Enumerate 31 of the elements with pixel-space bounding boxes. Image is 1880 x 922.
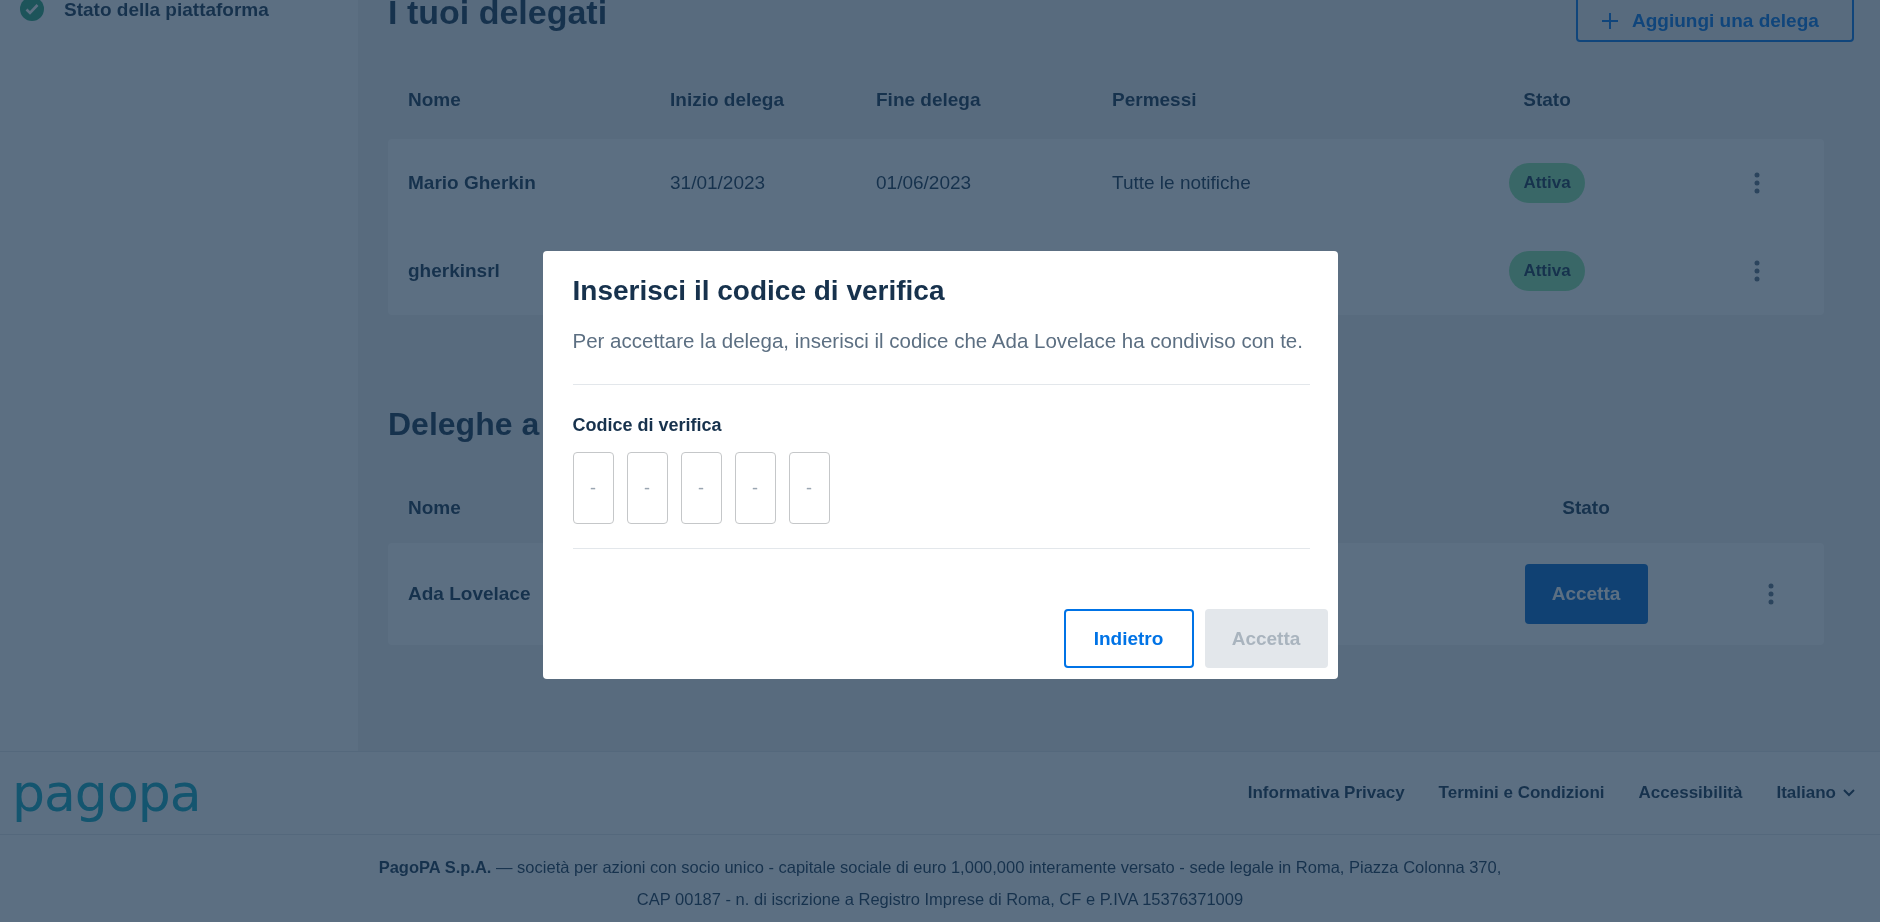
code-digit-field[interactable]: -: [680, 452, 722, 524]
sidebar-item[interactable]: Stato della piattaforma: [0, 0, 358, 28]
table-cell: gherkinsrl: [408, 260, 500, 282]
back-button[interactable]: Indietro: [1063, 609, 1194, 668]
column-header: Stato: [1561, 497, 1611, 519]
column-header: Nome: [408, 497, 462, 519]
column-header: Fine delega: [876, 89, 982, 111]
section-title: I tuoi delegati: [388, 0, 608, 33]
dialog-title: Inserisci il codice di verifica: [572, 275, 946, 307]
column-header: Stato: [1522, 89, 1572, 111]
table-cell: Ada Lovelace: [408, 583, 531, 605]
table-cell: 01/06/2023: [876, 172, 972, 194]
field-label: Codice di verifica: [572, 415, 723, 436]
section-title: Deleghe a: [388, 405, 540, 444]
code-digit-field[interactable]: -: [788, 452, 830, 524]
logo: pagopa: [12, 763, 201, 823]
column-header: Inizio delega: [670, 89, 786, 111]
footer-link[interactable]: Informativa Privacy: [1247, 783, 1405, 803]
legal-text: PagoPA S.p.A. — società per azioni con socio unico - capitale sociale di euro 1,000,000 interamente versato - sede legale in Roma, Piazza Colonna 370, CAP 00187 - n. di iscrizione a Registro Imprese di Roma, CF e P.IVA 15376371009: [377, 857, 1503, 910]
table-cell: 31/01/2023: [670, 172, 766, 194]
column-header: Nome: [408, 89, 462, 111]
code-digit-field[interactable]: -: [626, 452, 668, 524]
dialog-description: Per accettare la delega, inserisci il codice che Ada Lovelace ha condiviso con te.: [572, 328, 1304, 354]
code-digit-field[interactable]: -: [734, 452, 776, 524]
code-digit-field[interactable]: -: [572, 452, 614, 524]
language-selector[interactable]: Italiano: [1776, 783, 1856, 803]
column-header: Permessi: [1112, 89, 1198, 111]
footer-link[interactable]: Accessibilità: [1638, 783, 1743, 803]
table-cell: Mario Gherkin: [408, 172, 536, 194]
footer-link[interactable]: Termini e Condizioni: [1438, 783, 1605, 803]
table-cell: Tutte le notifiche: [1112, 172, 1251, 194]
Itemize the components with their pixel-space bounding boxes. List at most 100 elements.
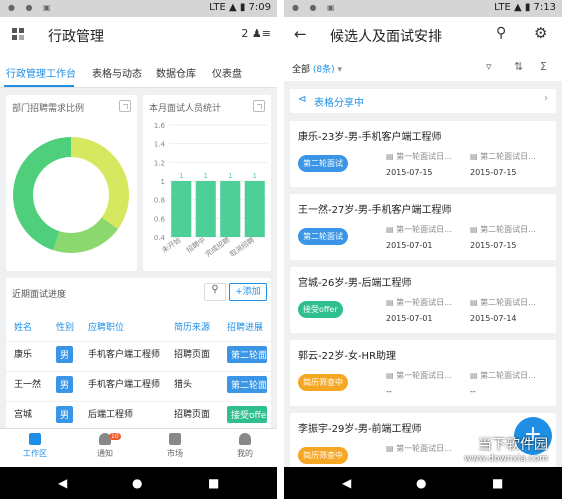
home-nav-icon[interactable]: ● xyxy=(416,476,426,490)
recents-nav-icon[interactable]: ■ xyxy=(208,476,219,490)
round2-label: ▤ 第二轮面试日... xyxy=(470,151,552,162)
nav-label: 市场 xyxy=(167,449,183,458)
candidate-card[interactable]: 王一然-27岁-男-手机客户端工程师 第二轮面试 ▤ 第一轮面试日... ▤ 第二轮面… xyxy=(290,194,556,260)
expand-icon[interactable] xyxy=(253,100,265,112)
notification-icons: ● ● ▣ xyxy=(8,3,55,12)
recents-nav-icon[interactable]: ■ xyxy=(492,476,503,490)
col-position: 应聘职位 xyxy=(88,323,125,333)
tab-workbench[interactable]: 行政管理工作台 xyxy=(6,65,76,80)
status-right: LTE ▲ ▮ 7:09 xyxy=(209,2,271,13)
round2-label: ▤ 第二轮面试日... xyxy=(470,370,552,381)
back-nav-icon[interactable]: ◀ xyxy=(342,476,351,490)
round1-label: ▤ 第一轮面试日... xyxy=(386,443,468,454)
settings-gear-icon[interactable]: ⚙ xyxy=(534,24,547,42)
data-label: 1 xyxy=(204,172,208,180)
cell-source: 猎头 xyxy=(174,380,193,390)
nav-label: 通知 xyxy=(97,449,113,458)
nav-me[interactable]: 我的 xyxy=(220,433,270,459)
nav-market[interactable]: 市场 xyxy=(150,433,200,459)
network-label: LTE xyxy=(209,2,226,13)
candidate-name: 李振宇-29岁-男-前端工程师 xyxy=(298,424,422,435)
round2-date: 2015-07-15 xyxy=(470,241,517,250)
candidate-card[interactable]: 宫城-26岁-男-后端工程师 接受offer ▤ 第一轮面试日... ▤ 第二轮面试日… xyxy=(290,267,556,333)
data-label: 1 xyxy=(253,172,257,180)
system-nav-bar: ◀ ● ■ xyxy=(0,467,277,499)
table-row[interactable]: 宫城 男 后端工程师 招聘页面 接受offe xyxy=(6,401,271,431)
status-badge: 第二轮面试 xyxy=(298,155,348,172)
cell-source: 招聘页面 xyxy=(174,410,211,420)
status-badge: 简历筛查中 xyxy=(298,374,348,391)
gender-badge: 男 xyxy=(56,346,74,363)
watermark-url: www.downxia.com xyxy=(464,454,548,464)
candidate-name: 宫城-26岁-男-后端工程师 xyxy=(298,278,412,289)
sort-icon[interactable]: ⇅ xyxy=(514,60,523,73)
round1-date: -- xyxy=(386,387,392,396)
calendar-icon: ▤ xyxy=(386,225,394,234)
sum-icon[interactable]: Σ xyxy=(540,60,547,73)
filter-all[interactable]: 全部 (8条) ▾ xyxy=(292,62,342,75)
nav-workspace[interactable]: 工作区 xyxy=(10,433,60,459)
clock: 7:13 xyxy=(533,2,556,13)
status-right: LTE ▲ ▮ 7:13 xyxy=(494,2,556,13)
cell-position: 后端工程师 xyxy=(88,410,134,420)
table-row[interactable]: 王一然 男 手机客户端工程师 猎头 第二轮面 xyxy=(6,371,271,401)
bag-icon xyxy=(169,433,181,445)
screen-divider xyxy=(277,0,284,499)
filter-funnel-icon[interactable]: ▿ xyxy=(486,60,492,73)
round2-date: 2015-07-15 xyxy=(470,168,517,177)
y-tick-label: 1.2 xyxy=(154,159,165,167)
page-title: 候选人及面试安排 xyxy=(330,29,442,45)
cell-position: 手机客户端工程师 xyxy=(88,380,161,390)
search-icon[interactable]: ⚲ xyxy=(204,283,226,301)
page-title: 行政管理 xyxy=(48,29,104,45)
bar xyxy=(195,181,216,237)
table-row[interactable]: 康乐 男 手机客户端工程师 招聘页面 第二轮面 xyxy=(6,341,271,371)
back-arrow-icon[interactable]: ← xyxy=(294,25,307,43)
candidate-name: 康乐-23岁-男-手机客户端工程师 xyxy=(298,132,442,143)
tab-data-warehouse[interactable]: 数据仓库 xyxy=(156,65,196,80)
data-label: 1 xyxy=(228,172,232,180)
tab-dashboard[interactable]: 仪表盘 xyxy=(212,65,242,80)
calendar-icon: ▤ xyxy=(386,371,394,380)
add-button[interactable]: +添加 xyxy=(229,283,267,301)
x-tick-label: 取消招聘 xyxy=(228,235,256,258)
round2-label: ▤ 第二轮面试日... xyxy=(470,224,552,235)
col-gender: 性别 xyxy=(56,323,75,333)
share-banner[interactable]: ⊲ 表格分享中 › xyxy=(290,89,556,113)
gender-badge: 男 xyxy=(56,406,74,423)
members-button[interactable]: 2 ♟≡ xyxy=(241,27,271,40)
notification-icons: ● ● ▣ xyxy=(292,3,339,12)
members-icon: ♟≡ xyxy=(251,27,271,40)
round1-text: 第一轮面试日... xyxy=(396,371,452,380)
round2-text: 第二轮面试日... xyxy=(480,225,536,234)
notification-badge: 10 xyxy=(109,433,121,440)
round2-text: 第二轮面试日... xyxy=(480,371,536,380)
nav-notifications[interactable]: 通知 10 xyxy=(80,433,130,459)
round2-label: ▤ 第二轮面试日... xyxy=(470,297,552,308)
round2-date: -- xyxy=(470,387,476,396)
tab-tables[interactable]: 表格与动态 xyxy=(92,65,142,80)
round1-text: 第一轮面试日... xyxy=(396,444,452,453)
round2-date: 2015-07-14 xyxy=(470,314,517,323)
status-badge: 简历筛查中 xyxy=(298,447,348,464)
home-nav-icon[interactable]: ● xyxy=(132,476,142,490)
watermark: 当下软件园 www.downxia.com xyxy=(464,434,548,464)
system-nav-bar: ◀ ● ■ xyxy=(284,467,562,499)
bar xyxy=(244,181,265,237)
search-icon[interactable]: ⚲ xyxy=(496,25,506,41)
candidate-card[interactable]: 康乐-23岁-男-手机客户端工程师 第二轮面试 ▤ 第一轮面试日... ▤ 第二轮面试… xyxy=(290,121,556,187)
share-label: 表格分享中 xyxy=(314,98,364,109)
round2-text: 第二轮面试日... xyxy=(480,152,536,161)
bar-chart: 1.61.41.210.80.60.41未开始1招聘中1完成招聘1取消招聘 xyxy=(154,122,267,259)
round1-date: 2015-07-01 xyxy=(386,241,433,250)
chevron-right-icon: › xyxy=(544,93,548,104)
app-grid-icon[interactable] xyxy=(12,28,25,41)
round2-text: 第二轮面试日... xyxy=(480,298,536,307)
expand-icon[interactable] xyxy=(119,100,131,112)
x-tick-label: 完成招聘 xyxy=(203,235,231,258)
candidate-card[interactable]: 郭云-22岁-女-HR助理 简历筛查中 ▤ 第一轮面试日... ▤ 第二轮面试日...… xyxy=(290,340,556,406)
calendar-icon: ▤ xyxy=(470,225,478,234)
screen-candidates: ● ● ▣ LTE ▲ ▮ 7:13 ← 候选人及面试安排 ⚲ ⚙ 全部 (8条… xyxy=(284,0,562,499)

■ **What is needed**
Render the lines of the records from the one containing "code-digit-field[interactable]: -: [680, 452, 722, 524]" through the one containing "column-header: Fine delega: [876, 89, 982, 111]", inclusive, as a Markdown table with the columns Row and Entry, numbering each row and omitting any blank lines.

■ **Written solution**
| Row | Entry |
|---|---|
| 1 | code-digit-field[interactable]: -: [680, 452, 722, 524] |
| 2 | sidebar-item[interactable]: Stato della piattaforma: [0, 0, 358, 28] |
| 3 | table-cell: gherkinsrl: [408, 260, 500, 282] |
| 4 | back-button[interactable]: Indietro: [1063, 609, 1194, 668] |
| 5 | column-header: Stato: [1561, 497, 1611, 519] |
| 6 | column-header: Nome: [408, 497, 462, 519] |
| 7 | column-header: Fine delega: [876, 89, 982, 111] |